> _Task goal_
Continue the reply letter about multivessel coronary intervention and the SYNTAX score, starting right after its final sentence.

> _Passage shown_

·····

We read with great interest the Letter to the Editor by Levent Cerit regarding the article “Multivessel Versus Culprit-only Percutaneous Coronary Intervention in ST-segment Elevation Acute Myocardial Infarction: Analysis of an 8-year Registry”.1 As the author points out, there are several reasons that might explain the worse prognosis of patients with ST-elevation acute myocardial infarction and multivessel coronary disease, especially when they have a high SYNTAX score. The burden of anatomic coronary atherosclerosis, whether obstructive or nonobstructive, is likely to be associated with more subclinical atherosclerotic lesions that may rupture and cause an adverse clinical outcome.2,3 In patients with ST-elevation acute myocardial infarction and multivessel disease who undergo primary percutaneous coronary intervention of the culprit artery, quantification of the remaining coronary artery disease by the residual SYNTAX score may help to identify patients who are at increased risk for adverse events.4 Indeed, in our population, the residual SYNTAX score was an independent predictor of major acute cardiovascular events and all-cause mortality during follow-up; these data have been submitted for publication.

·····

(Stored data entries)
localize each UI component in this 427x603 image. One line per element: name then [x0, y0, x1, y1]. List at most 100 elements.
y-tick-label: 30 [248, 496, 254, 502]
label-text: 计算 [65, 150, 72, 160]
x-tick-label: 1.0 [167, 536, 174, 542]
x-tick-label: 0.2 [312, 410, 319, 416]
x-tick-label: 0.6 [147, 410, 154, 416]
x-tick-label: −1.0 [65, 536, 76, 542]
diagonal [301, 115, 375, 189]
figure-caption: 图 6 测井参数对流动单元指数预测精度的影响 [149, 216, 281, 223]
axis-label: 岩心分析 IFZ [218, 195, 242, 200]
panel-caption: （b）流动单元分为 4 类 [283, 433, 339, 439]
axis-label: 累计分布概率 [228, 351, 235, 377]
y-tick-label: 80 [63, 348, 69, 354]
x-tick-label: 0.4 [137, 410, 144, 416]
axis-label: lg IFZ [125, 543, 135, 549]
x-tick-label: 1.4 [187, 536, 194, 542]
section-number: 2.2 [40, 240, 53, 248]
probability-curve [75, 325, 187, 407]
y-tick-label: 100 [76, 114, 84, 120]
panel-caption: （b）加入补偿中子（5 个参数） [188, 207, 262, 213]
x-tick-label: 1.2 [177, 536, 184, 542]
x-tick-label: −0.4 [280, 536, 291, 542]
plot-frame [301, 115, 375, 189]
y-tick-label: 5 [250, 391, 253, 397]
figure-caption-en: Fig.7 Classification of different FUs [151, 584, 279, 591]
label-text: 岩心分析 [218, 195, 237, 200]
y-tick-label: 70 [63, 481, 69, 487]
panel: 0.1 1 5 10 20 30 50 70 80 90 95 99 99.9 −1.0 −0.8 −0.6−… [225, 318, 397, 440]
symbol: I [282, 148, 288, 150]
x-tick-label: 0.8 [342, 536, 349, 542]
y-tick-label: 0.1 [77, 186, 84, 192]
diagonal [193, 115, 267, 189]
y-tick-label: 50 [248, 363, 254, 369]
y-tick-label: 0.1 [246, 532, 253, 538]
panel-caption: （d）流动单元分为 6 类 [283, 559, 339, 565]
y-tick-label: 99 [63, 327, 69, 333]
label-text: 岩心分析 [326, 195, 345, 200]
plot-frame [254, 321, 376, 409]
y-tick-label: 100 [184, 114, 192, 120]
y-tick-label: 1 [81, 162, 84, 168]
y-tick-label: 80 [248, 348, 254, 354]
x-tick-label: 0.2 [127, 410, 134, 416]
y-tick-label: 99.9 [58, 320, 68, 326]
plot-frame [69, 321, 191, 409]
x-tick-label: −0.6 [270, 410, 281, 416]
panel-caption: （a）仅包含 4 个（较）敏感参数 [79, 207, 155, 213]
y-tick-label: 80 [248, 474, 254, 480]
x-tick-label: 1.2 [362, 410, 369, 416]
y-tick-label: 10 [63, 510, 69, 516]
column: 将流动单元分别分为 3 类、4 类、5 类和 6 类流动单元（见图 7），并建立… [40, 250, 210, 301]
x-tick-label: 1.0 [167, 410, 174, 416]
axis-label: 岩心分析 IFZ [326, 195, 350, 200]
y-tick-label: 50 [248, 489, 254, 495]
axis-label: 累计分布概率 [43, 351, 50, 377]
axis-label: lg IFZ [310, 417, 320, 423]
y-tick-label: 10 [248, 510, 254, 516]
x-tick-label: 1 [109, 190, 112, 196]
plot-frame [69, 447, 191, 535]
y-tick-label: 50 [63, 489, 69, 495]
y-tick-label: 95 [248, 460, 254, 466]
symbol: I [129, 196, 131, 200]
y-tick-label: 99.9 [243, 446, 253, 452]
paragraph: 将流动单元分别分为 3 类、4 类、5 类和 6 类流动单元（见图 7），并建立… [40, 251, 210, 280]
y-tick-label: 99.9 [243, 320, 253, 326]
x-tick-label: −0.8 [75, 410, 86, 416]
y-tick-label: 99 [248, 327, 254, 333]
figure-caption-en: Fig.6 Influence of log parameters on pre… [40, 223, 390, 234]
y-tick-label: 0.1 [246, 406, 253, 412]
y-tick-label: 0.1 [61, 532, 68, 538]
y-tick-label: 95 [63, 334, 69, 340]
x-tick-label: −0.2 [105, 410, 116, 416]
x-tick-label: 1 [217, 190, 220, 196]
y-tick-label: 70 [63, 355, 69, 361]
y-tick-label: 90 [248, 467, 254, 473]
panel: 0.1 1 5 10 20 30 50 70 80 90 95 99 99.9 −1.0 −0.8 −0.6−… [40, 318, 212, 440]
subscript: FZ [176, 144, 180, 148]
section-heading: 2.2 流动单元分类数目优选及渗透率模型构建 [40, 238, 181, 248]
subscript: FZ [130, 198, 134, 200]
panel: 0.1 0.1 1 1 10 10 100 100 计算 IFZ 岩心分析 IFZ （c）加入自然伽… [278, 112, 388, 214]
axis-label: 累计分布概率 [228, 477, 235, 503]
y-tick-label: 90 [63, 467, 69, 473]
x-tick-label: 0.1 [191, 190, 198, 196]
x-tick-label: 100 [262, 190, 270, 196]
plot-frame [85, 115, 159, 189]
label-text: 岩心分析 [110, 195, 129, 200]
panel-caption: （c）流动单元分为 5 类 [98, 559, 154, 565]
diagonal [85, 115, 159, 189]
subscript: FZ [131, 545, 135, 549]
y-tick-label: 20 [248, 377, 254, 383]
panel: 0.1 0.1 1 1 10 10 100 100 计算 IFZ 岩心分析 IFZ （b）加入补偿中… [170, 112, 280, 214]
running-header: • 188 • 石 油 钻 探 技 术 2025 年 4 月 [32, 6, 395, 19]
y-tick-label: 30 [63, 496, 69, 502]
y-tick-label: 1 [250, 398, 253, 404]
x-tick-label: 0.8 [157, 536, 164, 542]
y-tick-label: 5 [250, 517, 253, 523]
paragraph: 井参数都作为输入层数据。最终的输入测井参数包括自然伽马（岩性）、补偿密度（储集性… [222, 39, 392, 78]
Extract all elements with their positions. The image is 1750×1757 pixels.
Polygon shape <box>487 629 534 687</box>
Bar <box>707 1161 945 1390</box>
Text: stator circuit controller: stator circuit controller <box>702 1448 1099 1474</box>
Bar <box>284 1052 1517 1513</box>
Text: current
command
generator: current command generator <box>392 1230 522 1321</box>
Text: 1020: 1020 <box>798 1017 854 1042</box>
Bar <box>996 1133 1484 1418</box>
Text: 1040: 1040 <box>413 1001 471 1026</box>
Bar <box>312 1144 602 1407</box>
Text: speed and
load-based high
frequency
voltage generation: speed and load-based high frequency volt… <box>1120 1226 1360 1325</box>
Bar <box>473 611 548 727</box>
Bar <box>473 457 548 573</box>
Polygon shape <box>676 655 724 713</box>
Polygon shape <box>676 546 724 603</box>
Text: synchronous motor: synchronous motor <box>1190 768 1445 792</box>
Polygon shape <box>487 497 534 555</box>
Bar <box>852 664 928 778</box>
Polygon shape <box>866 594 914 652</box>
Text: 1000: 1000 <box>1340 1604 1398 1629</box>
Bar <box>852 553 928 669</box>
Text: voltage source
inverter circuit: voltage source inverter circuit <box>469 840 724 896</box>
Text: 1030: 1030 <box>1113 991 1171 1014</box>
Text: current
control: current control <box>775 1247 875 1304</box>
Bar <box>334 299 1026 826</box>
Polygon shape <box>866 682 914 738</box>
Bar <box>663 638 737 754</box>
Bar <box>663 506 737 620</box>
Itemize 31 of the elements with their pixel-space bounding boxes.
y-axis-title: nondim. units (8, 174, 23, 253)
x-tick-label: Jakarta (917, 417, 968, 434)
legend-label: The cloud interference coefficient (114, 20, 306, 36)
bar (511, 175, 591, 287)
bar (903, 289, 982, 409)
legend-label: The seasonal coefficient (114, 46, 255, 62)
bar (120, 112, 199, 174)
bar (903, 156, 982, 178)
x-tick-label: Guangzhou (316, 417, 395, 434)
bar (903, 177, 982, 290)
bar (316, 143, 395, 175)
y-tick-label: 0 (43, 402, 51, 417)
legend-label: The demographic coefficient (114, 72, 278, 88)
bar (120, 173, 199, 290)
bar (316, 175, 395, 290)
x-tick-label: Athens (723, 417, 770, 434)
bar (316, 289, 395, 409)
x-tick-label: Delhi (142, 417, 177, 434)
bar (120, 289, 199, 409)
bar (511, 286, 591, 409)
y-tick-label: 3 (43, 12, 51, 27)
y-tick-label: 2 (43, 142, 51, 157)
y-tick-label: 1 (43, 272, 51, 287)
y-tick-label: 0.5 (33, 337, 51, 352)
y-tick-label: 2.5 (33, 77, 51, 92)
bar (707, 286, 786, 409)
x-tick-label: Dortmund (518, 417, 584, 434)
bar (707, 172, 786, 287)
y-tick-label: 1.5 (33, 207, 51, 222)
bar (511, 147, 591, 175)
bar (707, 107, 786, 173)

·····

> _Output below_
Presently, there is no consensus regarding the management of nonculprit lesions after primary-primary percutaneous coronary intervention. The definition of a score, including anatomic complexity of residual disease, to identify patients who will clearly benefit from multivessel revascularization is desirable, although probably utopic. There are still many questions that need clarification: considering patient, operator and lesion specificities, is standardization possible? Should we treat ischemic lesions, vulnerable plaques or both? Should vulnerable patients (eg, those with left ventricular dysfunction, renal disease, or diabetes) be treated more aggressively?

Until we have an evidence-based strategy, clinical judgement based on Heart Team discussion should be pursued in patients with ST-elevation acute myocardial infarction and complex multivessel disease.

References
[1]
C. Galvão Braga, A.B. Cid-Álvarez, A. Redondo Diéguez, et al.
Multivessel Versus Culprit-only Percutaneous Coronary Intervention in ST-segment Elevation Acute Myocardial Infarction: Analysis of an 8-year Registry.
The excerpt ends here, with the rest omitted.